[Records to process]:
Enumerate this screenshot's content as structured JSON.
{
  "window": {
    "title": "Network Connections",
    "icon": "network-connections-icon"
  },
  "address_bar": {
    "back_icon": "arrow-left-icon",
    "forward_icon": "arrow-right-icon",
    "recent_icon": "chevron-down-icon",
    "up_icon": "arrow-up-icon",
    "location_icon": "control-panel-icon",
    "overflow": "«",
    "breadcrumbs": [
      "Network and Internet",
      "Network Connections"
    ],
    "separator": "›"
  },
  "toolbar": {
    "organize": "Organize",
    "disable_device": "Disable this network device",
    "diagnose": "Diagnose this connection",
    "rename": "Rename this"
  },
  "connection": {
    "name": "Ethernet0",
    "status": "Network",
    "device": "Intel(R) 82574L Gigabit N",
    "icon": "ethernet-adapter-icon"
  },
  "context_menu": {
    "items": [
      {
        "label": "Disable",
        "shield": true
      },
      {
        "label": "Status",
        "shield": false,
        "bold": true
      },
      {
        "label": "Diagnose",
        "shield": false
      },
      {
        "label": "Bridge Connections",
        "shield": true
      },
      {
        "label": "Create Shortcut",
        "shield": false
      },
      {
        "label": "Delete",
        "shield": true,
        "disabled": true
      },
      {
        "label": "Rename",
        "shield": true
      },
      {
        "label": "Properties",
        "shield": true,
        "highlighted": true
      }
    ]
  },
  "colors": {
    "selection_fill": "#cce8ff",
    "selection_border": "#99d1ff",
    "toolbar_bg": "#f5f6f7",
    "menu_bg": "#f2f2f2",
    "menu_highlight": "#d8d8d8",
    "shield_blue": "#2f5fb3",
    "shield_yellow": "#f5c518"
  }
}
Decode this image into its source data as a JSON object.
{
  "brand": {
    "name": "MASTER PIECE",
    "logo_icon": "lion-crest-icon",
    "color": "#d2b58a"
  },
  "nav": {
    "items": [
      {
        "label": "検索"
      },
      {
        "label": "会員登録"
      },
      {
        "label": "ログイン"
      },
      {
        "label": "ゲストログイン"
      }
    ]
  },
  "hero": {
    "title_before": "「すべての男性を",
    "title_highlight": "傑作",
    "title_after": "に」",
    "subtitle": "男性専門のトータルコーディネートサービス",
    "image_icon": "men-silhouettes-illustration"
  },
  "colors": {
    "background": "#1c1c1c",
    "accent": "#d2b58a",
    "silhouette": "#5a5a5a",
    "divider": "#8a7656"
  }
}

[What is expected]:
Exactly reproduce all of the entries.

[Right answer]:
Enumerate this screenshot's content as structured JSON.
{
  "window": {
    "title": "Network Connections",
    "icon": "network-connections-icon"
  },
  "address_bar": {
    "back_icon": "arrow-left-icon",
    "forward_icon": "arrow-right-icon",
    "recent_icon": "chevron-down-icon",
    "up_icon": "arrow-up-icon",
    "location_icon": "control-panel-icon",
    "overflow": "«",
    "breadcrumbs": [
      "Network and Internet",
      "Network Connections"
    ],
    "separator": "›"
  },
  "toolbar": {
    "organize": "Organize",
    "disable_device": "Disable this network device",
    "diagnose": "Diagnose this connection",
    "rename": "Rename this"
  },
  "connection": {
    "name": "Ethernet0",
    "status": "Network",
    "device": "Intel(R) 82574L Gigabit N",
    "icon": "ethernet-adapter-icon"
  },
  "context_menu": {
    "items": [
      {
        "label": "Disable",
        "shield": true
      },
      {
        "label": "Status",
        "shield": false,
        "bold": true
      },
      {
        "label": "Diagnose",
        "shield": false
      },
      {
        "label": "Bridge Connections",
        "shield": true
      },
      {
        "label": "Create Shortcut",
        "shield": false
      },
      {
        "label": "Delete",
        "shield": true,
        "disabled": true
      },
      {
        "label": "Rename",
        "shield": true
      },
      {
        "label": "Properties",
        "shield": true,
        "highlighted": true
      }
    ]
  },
  "colors": {
    "selection_fill": "#cce8ff",
    "selection_border": "#99d1ff",
    "toolbar_bg": "#f5f6f7",
    "menu_bg": "#f2f2f2",
    "menu_highlight": "#d8d8d8",
    "shield_blue": "#2f5fb3",
    "shield_yellow": "#f5c518"
  }
}
Decode this image into its source data as a JSON object.
{
  "brand": {
    "name": "MASTER PIECE",
    "logo_icon": "lion-crest-icon",
    "color": "#d2b58a"
  },
  "nav": {
    "items": [
      {
        "label": "検索"
      },
      {
        "label": "会員登録"
      },
      {
        "label": "ログイン"
      },
      {
        "label": "ゲストログイン"
      }
    ]
  },
  "hero": {
    "title_before": "「すべての男性を",
    "title_highlight": "傑作",
    "title_after": "に」",
    "subtitle": "男性専門のトータルコーディネートサービス",
    "image_icon": "men-silhouettes-illustration"
  },
  "colors": {
    "background": "#1c1c1c",
    "accent": "#d2b58a",
    "silhouette": "#5a5a5a",
    "divider": "#8a7656"
  }
}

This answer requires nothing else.